— begin —
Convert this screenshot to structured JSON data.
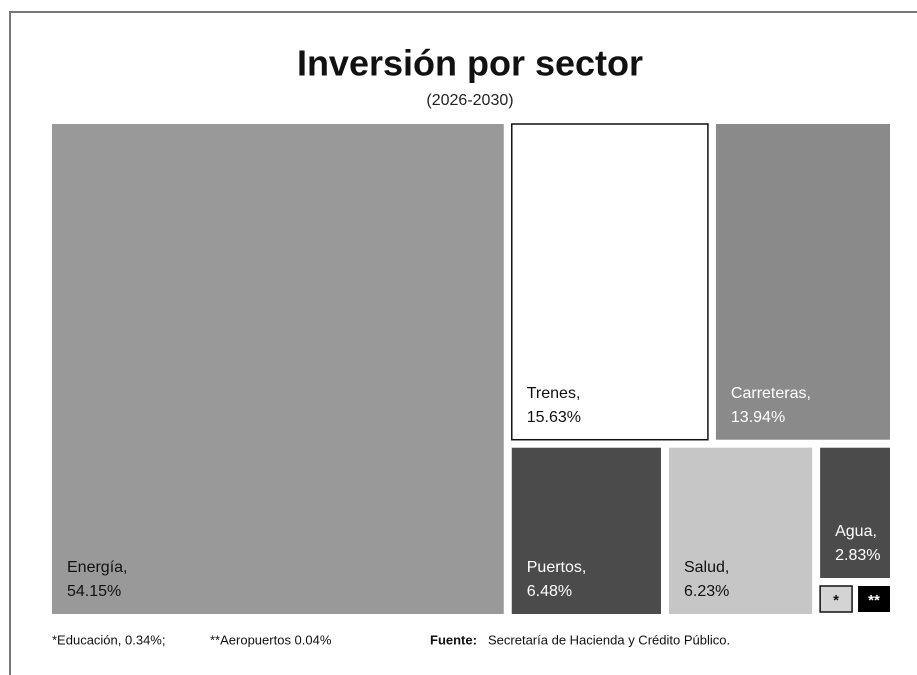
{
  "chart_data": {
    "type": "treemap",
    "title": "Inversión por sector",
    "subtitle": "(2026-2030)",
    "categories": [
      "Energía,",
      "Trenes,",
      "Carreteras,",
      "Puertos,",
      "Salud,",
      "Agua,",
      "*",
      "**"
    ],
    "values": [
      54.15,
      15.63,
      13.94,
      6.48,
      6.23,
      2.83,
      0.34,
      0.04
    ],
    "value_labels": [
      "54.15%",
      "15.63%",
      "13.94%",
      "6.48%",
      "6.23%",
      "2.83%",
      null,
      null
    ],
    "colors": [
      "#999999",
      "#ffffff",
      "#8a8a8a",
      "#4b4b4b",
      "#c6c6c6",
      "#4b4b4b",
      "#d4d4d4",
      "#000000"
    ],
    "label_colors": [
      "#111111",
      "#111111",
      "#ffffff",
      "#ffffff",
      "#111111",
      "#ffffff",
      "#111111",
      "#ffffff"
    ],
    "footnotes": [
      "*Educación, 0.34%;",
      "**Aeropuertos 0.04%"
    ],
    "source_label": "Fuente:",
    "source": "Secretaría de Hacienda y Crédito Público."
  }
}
— end —
— begin —
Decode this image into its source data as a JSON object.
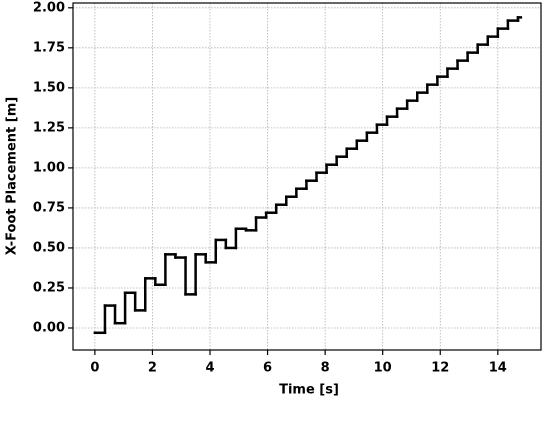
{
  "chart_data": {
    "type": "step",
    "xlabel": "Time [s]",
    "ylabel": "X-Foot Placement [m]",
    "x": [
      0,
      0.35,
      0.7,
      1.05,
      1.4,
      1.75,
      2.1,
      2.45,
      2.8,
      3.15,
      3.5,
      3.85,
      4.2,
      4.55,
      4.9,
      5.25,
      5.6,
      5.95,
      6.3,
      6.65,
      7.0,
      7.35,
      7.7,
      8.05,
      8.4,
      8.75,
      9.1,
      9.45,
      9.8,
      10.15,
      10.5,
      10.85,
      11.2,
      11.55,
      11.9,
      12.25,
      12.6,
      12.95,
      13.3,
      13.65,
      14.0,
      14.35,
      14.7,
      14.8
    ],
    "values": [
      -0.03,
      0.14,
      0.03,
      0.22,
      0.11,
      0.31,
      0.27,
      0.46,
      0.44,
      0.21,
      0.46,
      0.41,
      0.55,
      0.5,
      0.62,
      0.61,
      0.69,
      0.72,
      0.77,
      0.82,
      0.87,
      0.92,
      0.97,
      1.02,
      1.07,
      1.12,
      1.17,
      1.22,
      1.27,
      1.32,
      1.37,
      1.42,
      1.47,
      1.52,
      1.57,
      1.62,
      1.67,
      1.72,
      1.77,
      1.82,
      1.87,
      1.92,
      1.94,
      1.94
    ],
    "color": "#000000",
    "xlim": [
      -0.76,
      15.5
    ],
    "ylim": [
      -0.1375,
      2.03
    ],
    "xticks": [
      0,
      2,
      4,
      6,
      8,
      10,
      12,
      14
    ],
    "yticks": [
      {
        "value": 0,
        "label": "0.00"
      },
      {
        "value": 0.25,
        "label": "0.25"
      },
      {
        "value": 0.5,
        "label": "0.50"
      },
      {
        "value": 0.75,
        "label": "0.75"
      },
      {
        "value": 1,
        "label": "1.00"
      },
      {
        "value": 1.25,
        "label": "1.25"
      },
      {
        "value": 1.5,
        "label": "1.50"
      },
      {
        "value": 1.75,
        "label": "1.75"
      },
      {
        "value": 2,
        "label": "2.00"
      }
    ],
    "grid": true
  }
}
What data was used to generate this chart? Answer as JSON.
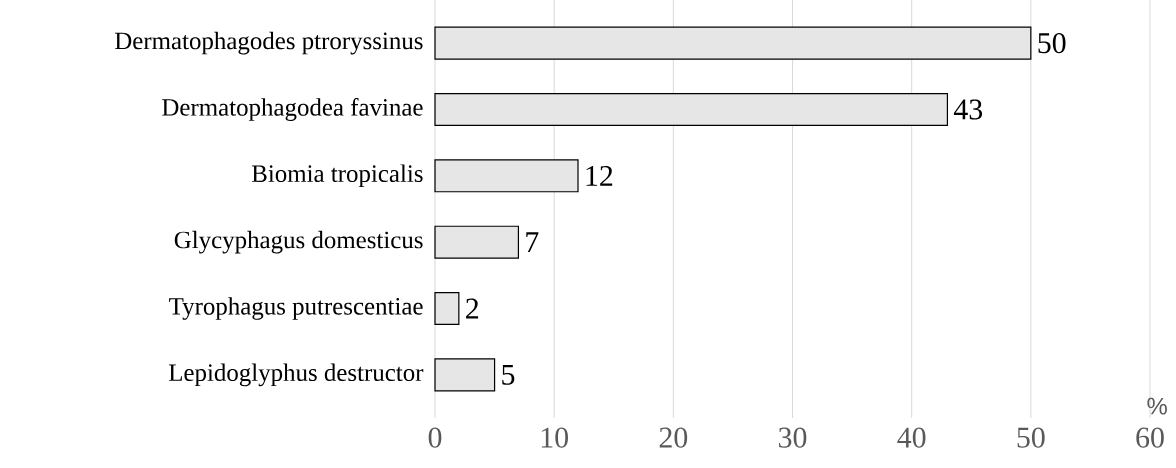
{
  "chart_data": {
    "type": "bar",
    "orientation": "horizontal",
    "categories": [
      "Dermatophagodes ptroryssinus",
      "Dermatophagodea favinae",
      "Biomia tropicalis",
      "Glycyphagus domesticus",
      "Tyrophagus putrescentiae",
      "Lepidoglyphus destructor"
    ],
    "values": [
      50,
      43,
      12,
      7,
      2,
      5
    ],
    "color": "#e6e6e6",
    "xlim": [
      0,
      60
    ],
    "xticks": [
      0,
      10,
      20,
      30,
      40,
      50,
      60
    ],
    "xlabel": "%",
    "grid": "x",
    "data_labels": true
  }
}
— end —
— begin —
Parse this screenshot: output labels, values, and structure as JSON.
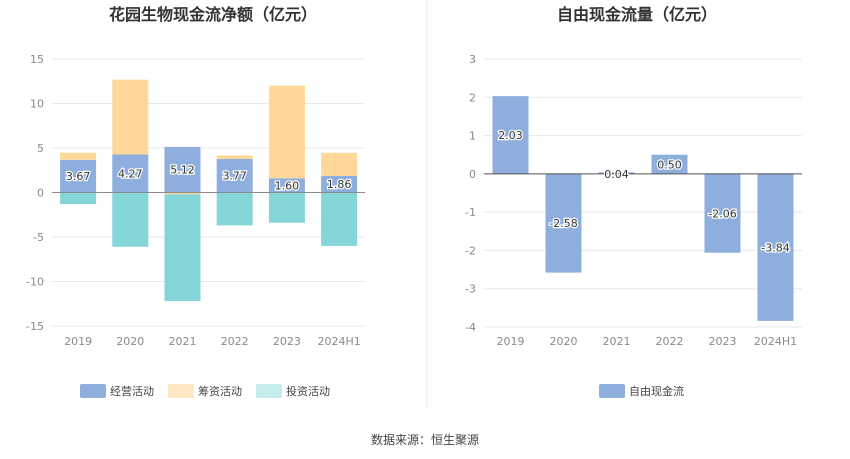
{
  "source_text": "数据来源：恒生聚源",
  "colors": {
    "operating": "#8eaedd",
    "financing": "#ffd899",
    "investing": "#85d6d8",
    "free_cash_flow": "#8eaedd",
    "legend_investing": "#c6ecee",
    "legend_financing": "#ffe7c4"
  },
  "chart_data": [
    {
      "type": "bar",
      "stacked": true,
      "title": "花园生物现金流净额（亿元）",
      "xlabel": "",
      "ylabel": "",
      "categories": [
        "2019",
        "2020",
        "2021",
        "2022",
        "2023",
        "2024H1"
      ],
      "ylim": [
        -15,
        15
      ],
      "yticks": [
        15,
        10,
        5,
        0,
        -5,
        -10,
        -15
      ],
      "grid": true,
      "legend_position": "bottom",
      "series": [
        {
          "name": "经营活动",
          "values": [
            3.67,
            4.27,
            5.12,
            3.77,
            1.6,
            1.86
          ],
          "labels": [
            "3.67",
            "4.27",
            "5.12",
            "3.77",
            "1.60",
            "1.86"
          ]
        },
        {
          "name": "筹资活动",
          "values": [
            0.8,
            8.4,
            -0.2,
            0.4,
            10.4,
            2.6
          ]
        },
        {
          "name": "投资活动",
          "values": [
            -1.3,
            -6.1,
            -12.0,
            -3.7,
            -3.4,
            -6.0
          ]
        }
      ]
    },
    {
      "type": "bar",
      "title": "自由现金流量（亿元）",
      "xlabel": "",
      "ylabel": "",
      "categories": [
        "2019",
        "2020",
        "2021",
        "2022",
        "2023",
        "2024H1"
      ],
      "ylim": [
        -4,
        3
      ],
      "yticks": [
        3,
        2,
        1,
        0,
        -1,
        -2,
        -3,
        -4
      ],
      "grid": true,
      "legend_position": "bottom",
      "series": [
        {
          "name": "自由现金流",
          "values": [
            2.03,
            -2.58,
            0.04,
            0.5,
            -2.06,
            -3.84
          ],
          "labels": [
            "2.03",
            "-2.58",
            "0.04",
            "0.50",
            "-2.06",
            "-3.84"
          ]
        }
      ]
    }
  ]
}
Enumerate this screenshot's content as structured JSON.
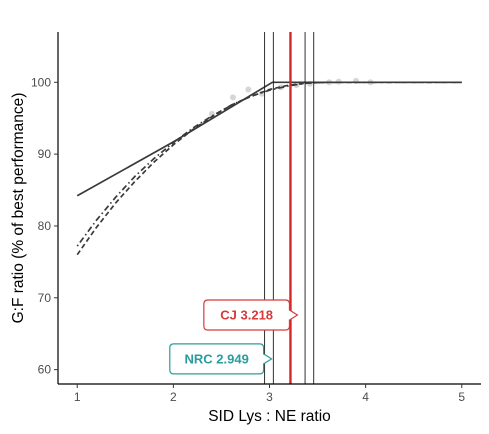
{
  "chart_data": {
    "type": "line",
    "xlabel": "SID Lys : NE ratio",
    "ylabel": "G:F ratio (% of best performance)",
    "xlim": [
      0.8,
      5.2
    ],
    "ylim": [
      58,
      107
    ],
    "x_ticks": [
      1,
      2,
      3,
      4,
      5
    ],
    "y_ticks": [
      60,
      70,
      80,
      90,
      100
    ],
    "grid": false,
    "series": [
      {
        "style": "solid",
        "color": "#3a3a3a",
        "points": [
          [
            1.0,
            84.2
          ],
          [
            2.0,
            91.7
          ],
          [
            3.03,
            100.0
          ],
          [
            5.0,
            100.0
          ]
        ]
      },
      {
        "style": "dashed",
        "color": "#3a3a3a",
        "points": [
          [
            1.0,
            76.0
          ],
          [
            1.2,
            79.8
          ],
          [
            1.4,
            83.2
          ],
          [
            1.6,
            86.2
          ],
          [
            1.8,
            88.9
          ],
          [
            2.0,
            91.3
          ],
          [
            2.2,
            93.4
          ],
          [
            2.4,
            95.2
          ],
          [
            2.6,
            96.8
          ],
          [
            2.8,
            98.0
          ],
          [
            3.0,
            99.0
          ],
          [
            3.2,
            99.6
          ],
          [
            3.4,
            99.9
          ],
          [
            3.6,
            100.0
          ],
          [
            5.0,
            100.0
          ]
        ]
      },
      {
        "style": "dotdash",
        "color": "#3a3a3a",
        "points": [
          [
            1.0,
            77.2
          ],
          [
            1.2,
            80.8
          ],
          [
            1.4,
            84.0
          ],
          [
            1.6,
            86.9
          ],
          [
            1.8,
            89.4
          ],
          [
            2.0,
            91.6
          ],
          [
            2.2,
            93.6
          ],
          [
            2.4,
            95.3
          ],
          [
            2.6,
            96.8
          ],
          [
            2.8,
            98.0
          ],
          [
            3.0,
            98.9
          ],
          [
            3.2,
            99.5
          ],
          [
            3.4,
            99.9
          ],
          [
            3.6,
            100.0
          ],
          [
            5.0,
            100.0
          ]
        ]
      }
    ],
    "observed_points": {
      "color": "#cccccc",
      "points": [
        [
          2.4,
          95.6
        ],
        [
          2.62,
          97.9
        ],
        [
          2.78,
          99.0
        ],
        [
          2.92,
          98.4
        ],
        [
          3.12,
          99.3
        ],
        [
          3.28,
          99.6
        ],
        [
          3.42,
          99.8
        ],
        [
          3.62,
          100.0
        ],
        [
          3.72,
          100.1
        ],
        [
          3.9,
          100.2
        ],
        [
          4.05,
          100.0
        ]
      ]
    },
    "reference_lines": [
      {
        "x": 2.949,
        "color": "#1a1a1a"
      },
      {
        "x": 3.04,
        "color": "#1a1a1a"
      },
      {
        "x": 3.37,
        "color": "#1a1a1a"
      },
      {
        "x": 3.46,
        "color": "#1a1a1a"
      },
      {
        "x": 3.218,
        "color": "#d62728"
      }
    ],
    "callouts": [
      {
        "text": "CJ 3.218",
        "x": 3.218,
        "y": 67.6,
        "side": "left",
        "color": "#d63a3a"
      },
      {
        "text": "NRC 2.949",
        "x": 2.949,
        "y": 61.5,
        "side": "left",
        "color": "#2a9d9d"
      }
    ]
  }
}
— end —
• WHAT IS NEEDED
Return only those lines of the records that contain the string "true".

• SOLUTION BELOW
    "grid": true
    "data_labels": true
      "stacked": true,
      "grid": true,
      "grid": true,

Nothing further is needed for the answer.